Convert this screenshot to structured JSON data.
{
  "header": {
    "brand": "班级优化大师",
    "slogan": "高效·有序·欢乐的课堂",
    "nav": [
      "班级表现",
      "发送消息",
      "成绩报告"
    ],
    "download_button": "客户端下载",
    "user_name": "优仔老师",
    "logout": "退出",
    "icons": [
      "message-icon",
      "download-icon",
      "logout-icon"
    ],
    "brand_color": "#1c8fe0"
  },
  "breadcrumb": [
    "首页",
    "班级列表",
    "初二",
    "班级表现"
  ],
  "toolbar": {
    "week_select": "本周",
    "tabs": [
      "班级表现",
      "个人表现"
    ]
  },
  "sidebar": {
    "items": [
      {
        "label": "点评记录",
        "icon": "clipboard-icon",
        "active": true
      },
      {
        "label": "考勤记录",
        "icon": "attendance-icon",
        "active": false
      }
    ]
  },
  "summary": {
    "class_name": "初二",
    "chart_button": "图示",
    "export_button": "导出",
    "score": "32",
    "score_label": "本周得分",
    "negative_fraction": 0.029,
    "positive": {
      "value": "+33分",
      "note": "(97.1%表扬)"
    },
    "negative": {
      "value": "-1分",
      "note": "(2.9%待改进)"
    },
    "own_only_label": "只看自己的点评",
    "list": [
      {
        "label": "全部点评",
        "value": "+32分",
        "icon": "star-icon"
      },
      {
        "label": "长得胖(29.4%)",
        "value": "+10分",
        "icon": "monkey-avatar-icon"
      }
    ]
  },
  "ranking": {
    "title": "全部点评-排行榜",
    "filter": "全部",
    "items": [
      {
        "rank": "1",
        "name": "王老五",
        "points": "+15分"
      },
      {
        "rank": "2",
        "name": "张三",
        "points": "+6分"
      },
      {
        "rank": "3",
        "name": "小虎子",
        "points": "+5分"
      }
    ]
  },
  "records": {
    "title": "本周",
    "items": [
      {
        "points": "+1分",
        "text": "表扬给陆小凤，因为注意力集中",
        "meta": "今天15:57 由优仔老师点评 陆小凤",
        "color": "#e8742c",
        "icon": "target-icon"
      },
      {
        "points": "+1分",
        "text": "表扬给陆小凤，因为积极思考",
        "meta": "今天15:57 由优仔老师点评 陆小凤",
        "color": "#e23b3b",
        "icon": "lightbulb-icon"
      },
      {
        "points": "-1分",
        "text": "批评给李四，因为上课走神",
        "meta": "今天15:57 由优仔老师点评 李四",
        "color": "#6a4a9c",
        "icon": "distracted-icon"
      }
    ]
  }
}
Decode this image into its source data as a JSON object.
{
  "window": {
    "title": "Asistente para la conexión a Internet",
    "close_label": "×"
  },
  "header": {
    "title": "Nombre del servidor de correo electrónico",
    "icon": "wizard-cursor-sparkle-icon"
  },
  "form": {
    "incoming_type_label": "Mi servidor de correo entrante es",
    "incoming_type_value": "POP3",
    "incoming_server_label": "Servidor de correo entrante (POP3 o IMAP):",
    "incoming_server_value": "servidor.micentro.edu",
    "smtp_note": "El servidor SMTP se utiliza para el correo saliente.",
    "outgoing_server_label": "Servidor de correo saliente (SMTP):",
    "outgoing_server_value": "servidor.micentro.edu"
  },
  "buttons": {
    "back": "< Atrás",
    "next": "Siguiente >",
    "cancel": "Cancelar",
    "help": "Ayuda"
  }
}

→ **Objective**
Repeat all the entries exactly as given.

→ **Complete response**
Convert this screenshot to structured JSON data.
{
  "header": {
    "brand": "班级优化大师",
    "slogan": "高效·有序·欢乐的课堂",
    "nav": [
      "班级表现",
      "发送消息",
      "成绩报告"
    ],
    "download_button": "客户端下载",
    "user_name": "优仔老师",
    "logout": "退出",
    "icons": [
      "message-icon",
      "download-icon",
      "logout-icon"
    ],
    "brand_color": "#1c8fe0"
  },
  "breadcrumb": [
    "首页",
    "班级列表",
    "初二",
    "班级表现"
  ],
  "toolbar": {
    "week_select": "本周",
    "tabs": [
      "班级表现",
      "个人表现"
    ]
  },
  "sidebar": {
    "items": [
      {
        "label": "点评记录",
        "icon": "clipboard-icon",
        "active": true
      },
      {
        "label": "考勤记录",
        "icon": "attendance-icon",
        "active": false
      }
    ]
  },
  "summary": {
    "class_name": "初二",
    "chart_button": "图示",
    "export_button": "导出",
    "score": "32",
    "score_label": "本周得分",
    "negative_fraction": 0.029,
    "positive": {
      "value": "+33分",
      "note": "(97.1%表扬)"
    },
    "negative": {
      "value": "-1分",
      "note": "(2.9%待改进)"
    },
    "own_only_label": "只看自己的点评",
    "list": [
      {
        "label": "全部点评",
        "value": "+32分",
        "icon": "star-icon"
      },
      {
        "label": "长得胖(29.4%)",
        "value": "+10分",
        "icon": "monkey-avatar-icon"
      }
    ]
  },
  "ranking": {
    "title": "全部点评-排行榜",
    "filter": "全部",
    "items": [
      {
        "rank": "1",
        "name": "王老五",
        "points": "+15分"
      },
      {
        "rank": "2",
        "name": "张三",
        "points": "+6分"
      },
      {
        "rank": "3",
        "name": "小虎子",
        "points": "+5分"
      }
    ]
  },
  "records": {
    "title": "本周",
    "items": [
      {
        "points": "+1分",
        "text": "表扬给陆小凤，因为注意力集中",
        "meta": "今天15:57 由优仔老师点评 陆小凤",
        "color": "#e8742c",
        "icon": "target-icon"
      },
      {
        "points": "+1分",
        "text": "表扬给陆小凤，因为积极思考",
        "meta": "今天15:57 由优仔老师点评 陆小凤",
        "color": "#e23b3b",
        "icon": "lightbulb-icon"
      },
      {
        "points": "-1分",
        "text": "批评给李四，因为上课走神",
        "meta": "今天15:57 由优仔老师点评 李四",
        "color": "#6a4a9c",
        "icon": "distracted-icon"
      }
    ]
  }
}
Decode this image into its source data as a JSON object.
{
  "window": {
    "title": "Asistente para la conexión a Internet",
    "close_label": "×"
  },
  "header": {
    "title": "Nombre del servidor de correo electrónico",
    "icon": "wizard-cursor-sparkle-icon"
  },
  "form": {
    "incoming_type_label": "Mi servidor de correo entrante es",
    "incoming_type_value": "POP3",
    "incoming_server_label": "Servidor de correo entrante (POP3 o IMAP):",
    "incoming_server_value": "servidor.micentro.edu",
    "smtp_note": "El servidor SMTP se utiliza para el correo saliente.",
    "outgoing_server_label": "Servidor de correo saliente (SMTP):",
    "outgoing_server_value": "servidor.micentro.edu"
  },
  "buttons": {
    "back": "< Atrás",
    "next": "Siguiente >",
    "cancel": "Cancelar",
    "help": "Ayuda"
  }
}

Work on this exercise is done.